Return every line of the records below verbatim, with no pictures in the copy.

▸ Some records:

┄┄┄┄┄┄┄┄┄┄

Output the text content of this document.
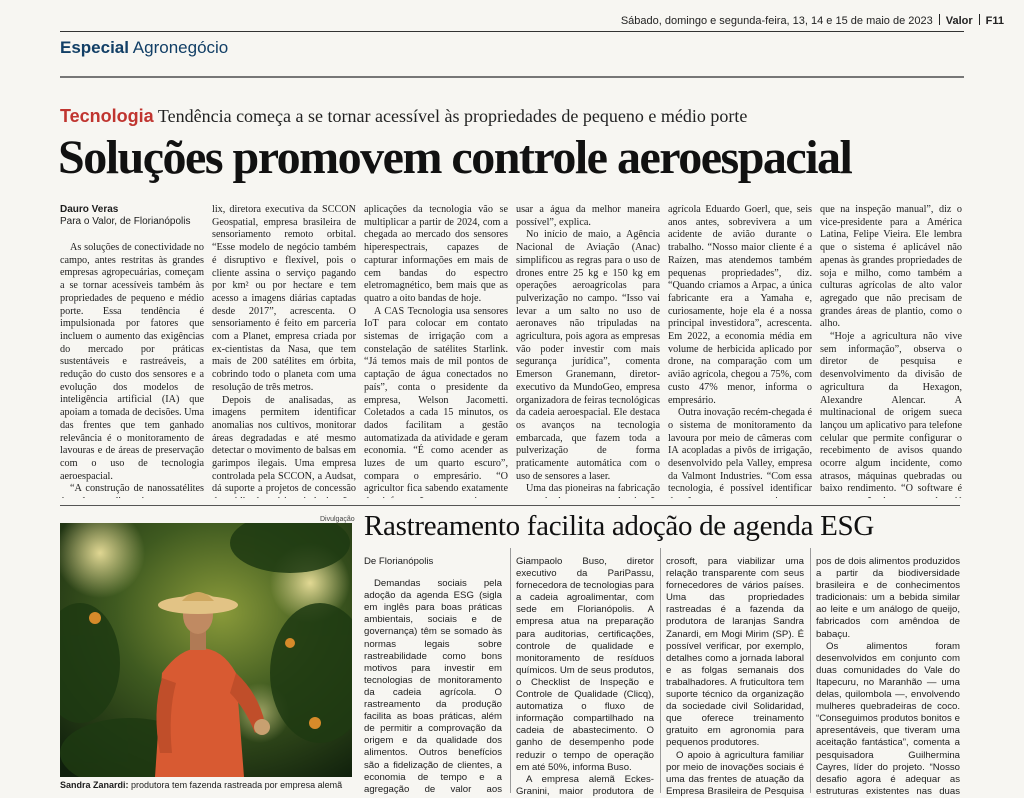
Sábado, domingo e segunda-feira, 13, 14 e 15 de maio de 2023 Valor F11
Especial Agronegócio
Tecnologia Tendência começa a se tornar acessível às propriedades de pequeno e médio porte
Soluções promovem controle aeroespacial
Dauro Veras
Para o Valor, de Florianópolis

As soluções de conectividade no campo, antes restritas às grandes empresas agropecuárias, começam a se tornar acessíveis também às propriedades de pequeno e médio porte. Essa tendência é impulsionada por fatores que incluem o aumento das exigências do mercado por práticas sustentáveis e rastreáveis, a redução do custo dos sensores e a evolução dos modelos de inteligência artificial (IA) que apoiam a tomada de decisões. Uma das frentes que tem ganhado relevância é o monitoramento de lavouras e de áreas de preservação com o uso de tecnologia aeroespacial.

“A construção de nanossatélites

lix, diretora executiva da SCCON Geospatial, empresa brasileira de sensoriamento remoto orbital. “Esse modelo de negócio também é disruptivo e flexível, pois o cliente assina o serviço pagando por km² ou por hectare e tem acesso a imagens diárias captadas desde 2017”, acrescenta. O sensoriamento é feito em parceria com a Planet, empresa criada por ex-cientistas da Nasa, que tem mais de 200 satélites em órbita, cobrindo todo o planeta com uma resolução de três metros.

Depois de analisadas, as imagens permitem identificar anomalias nos cultivos, monitorar áreas degradadas e até mesmo detectar o movimento de balsas em garimpos ilegais. Uma empresa controlada pela SCCON, a Audsat, dá suporte a projetos de concessão

aplicações da tecnologia vão se multiplicar a partir de 2024, com a chegada ao mercado dos sensores hiperespectrais, capazes de capturar informações em mais de cem bandas do espectro eletromagnético, bem mais que as quatro a oito bandas de hoje.

A CAS Tecnologia usa sensores IoT para colocar em contato sistemas de irrigação com a constelação de satélites Starlink. “Já temos mais de mil pontos de captação de água conectados no país”, conta o presidente da empresa, Welson Jacometti. Coletados a cada 15 minutos, os dados facilitam a gestão automatizada da atividade e geram economia. “É como acender as luzes de um quarto escuro”, compara o empresário. “O agricultor fica sabendo exatamente

usar a água da melhor maneira possível”, explica.

No início de maio, a Agência Nacional de Aviação (Anac) simplificou as regras para o uso de drones entre 25 kg e 150 kg em operações aeroagrícolas para pulverização no campo. “Isso vai levar a um salto no uso de aeronaves não tripuladas na agricultura, pois agora as empresas vão poder investir com mais segurança jurídica”, comenta Emerson Granemann, diretor-executivo da MundoGeo, empresa organizadora de feiras tecnológicas da cadeia aeroespacial. Ele destaca os avanços na tecnologia embarcada, que fazem toda a pulverização de forma praticamente automática com o uso de sensores a laser.

Uma das pioneiras na fabricação

agrícola Eduardo Goerl, que, seis anos antes, sobrevivera a um acidente de avião durante o trabalho. “Nosso maior cliente é a Raízen, mas atendemos também pequenas propriedades”, diz. “Quando criamos a Arpac, a única fabricante era a Yamaha e, curiosamente, hoje ela é a nossa principal investidora”, acrescenta. Em 2022, a economia média em volume de herbicida aplicado por drone, na comparação com um avião agrícola, chegou a 75%, com custo 47% menor, informa o empresário.

Outra inovação recém-chegada é o sistema de monitoramento da lavoura por meio de câmeras com IA acopladas a pivôs de irrigação, desenvolvido pela Valley, empresa da Valmont Industries. “Com essa tecnologia, é possível identificar

que na inspeção manual”, diz o vice-presidente para a América Latina, Felipe Vieira. Ele lembra que o sistema é aplicável não apenas às grandes propriedades de soja e milho, como também a culturas agrícolas de alto valor agregado que não precisam de grandes áreas de plantio, como o alho.

“Hoje a agricultura não vive sem informação”, observa o diretor de pesquisa e desenvolvimento da divisão de agricultura da Hexagon, Alexandre Alencar. A multinacional de origem sueca lançou um aplicativo para telefone celular que permite configurar o recebimento de avisos quando ocorre algum incidente, como atrasos, máquinas quebradas ou baixo rendimento. “O software é

Divulgação
Sandra Zanardi: produtora tem fazenda rastreada por empresa alemã
Rastreamento facilita adoção de agenda ESG

De Florianópolis

Demandas sociais pela adoção da agenda ESG (sigla em inglês para boas práticas ambientais, sociais e de governança) têm se somado às normas legais sobre rastreabilidade como bons motivos para investir em tecnologias de monitoramento da cadeia agrícola. O rastreamento da produção facilita as boas práticas, além de permitir a comprovação da origem e da qualidade dos alimentos. Outros benefícios são a fidelização de clientes, a economia de tempo e a agregação de valor aos

Giampaolo Buso, diretor executivo da PariPassu, fornecedora de tecnologias para a cadeia agroalimentar, com sede em Florianópolis. A empresa atua na preparação para auditorias, certificações, controle de qualidade e monitoramento de resíduos químicos. Um de seus produtos, o Checklist de Inspeção e Controle de Qualidade (Clicq), automatiza o fluxo de informação compartilhado na cadeia de abastecimento. O ganho de desempenho pode reduzir o tempo de operação em até 50%, informa Buso.

A empresa alemã Eckes-Granini, maior produtora de

crosoft, para viabilizar uma relação transparente com seus fornecedores de vários países. Uma das propriedades rastreadas é a fazenda da produtora de laranjas Sandra Zanardi, em Mogi Mirim (SP). É possível verificar, por exemplo, detalhes como a jornada laboral e as folgas semanais dos trabalhadores. A fruticultora tem suporte técnico da organização da sociedade civil Solidaridad, que oferece treinamento gratuito em agronomia para pequenos produtores.

O apoio à agricultura familiar por meio de inovações sociais é uma das frentes de atuação da Empresa Brasileira de Pesquisa

pos de dois alimentos produzidos a partir da biodiversidade brasileira e de conhecimentos tradicionais: um a bebida similar ao leite e um análogo de queijo, fabricados com amêndoa de babaçu.

Os alimentos foram desenvolvidos em conjunto com duas comunidades do Vale do Itapecuru, no Maranhão — uma delas, quilombola —, envolvendo mulheres quebradeiras de coco. “Conseguimos produtos bonitos e apresentáveis, que tiveram uma aceitação fantástica”, comenta a pesquisadora Guilhermina Cayres, líder do projeto. “Nosso desafio agora é adequar as estruturas existentes nas duas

┄┄┄┄┄┄┄┄┄┄

▸ Answer to the problem:
Output the text content of this document.
Sábado, domingo e segunda-feira, 13, 14 e 15 de maio de 2023 Valor F11
Especial Agronegócio
Tecnologia Tendência começa a se tornar acessível às propriedades de pequeno e médio porte
Soluções promovem controle aeroespacial
Dauro Veras
Para o Valor, de Florianópolis

As soluções de conectividade no campo, antes restritas às grandes empresas agropecuárias, começam a se tornar acessíveis também às propriedades de pequeno e médio porte. Essa tendência é impulsionada por fatores que incluem o aumento das exigências do mercado por práticas sustentáveis e rastreáveis, a redução do custo dos sensores e a evolução dos modelos de inteligência artificial (IA) que apoiam a tomada de decisões. Uma das frentes que tem ganhado relevância é o monitoramento de lavouras e de áreas de preservação com o uso de tecnologia aeroespacial.

“A construção de nanossatélites

lix, diretora executiva da SCCON Geospatial, empresa brasileira de sensoriamento remoto orbital. “Esse modelo de negócio também é disruptivo e flexível, pois o cliente assina o serviço pagando por km² ou por hectare e tem acesso a imagens diárias captadas desde 2017”, acrescenta. O sensoriamento é feito em parceria com a Planet, empresa criada por ex-cientistas da Nasa, que tem mais de 200 satélites em órbita, cobrindo todo o planeta com uma resolução de três metros.

Depois de analisadas, as imagens permitem identificar anomalias nos cultivos, monitorar áreas degradadas e até mesmo detectar o movimento de balsas em garimpos ilegais. Uma empresa controlada pela SCCON, a Audsat, dá suporte a projetos de concessão

aplicações da tecnologia vão se multiplicar a partir de 2024, com a chegada ao mercado dos sensores hiperespectrais, capazes de capturar informações em mais de cem bandas do espectro eletromagnético, bem mais que as quatro a oito bandas de hoje.

A CAS Tecnologia usa sensores IoT para colocar em contato sistemas de irrigação com a constelação de satélites Starlink. “Já temos mais de mil pontos de captação de água conectados no país”, conta o presidente da empresa, Welson Jacometti. Coletados a cada 15 minutos, os dados facilitam a gestão automatizada da atividade e geram economia. “É como acender as luzes de um quarto escuro”, compara o empresário. “O agricultor fica sabendo exatamente

usar a água da melhor maneira possível”, explica.

No início de maio, a Agência Nacional de Aviação (Anac) simplificou as regras para o uso de drones entre 25 kg e 150 kg em operações aeroagrícolas para pulverização no campo. “Isso vai levar a um salto no uso de aeronaves não tripuladas na agricultura, pois agora as empresas vão poder investir com mais segurança jurídica”, comenta Emerson Granemann, diretor-executivo da MundoGeo, empresa organizadora de feiras tecnológicas da cadeia aeroespacial. Ele destaca os avanços na tecnologia embarcada, que fazem toda a pulverização de forma praticamente automática com o uso de sensores a laser.

Uma das pioneiras na fabricação

agrícola Eduardo Goerl, que, seis anos antes, sobrevivera a um acidente de avião durante o trabalho. “Nosso maior cliente é a Raízen, mas atendemos também pequenas propriedades”, diz. “Quando criamos a Arpac, a única fabricante era a Yamaha e, curiosamente, hoje ela é a nossa principal investidora”, acrescenta. Em 2022, a economia média em volume de herbicida aplicado por drone, na comparação com um avião agrícola, chegou a 75%, com custo 47% menor, informa o empresário.

Outra inovação recém-chegada é o sistema de monitoramento da lavoura por meio de câmeras com IA acopladas a pivôs de irrigação, desenvolvido pela Valley, empresa da Valmont Industries. “Com essa tecnologia, é possível identificar

que na inspeção manual”, diz o vice-presidente para a América Latina, Felipe Vieira. Ele lembra que o sistema é aplicável não apenas às grandes propriedades de soja e milho, como também a culturas agrícolas de alto valor agregado que não precisam de grandes áreas de plantio, como o alho.

“Hoje a agricultura não vive sem informação”, observa o diretor de pesquisa e desenvolvimento da divisão de agricultura da Hexagon, Alexandre Alencar. A multinacional de origem sueca lançou um aplicativo para telefone celular que permite configurar o recebimento de avisos quando ocorre algum incidente, como atrasos, máquinas quebradas ou baixo rendimento. “O software é

Divulgação
Sandra Zanardi: produtora tem fazenda rastreada por empresa alemã
Rastreamento facilita adoção de agenda ESG

De Florianópolis

Demandas sociais pela adoção da agenda ESG (sigla em inglês para boas práticas ambientais, sociais e de governança) têm se somado às normas legais sobre rastreabilidade como bons motivos para investir em tecnologias de monitoramento da cadeia agrícola. O rastreamento da produção facilita as boas práticas, além de permitir a comprovação da origem e da qualidade dos alimentos. Outros benefícios são a fidelização de clientes, a economia de tempo e a agregação de valor aos

Giampaolo Buso, diretor executivo da PariPassu, fornecedora de tecnologias para a cadeia agroalimentar, com sede em Florianópolis. A empresa atua na preparação para auditorias, certificações, controle de qualidade e monitoramento de resíduos químicos. Um de seus produtos, o Checklist de Inspeção e Controle de Qualidade (Clicq), automatiza o fluxo de informação compartilhado na cadeia de abastecimento. O ganho de desempenho pode reduzir o tempo de operação em até 50%, informa Buso.

A empresa alemã Eckes-Granini, maior produtora de

crosoft, para viabilizar uma relação transparente com seus fornecedores de vários países. Uma das propriedades rastreadas é a fazenda da produtora de laranjas Sandra Zanardi, em Mogi Mirim (SP). É possível verificar, por exemplo, detalhes como a jornada laboral e as folgas semanais dos trabalhadores. A fruticultora tem suporte técnico da organização da sociedade civil Solidaridad, que oferece treinamento gratuito em agronomia para pequenos produtores.

O apoio à agricultura familiar por meio de inovações sociais é uma das frentes de atuação da Empresa Brasileira de Pesquisa

pos de dois alimentos produzidos a partir da biodiversidade brasileira e de conhecimentos tradicionais: um a bebida similar ao leite e um análogo de queijo, fabricados com amêndoa de babaçu.

Os alimentos foram desenvolvidos em conjunto com duas comunidades do Vale do Itapecuru, no Maranhão — uma delas, quilombola —, envolvendo mulheres quebradeiras de coco. “Conseguimos produtos bonitos e apresentáveis, que tiveram uma aceitação fantástica”, comenta a pesquisadora Guilhermina Cayres, líder do projeto. “Nosso desafio agora é adequar as estruturas existentes nas duas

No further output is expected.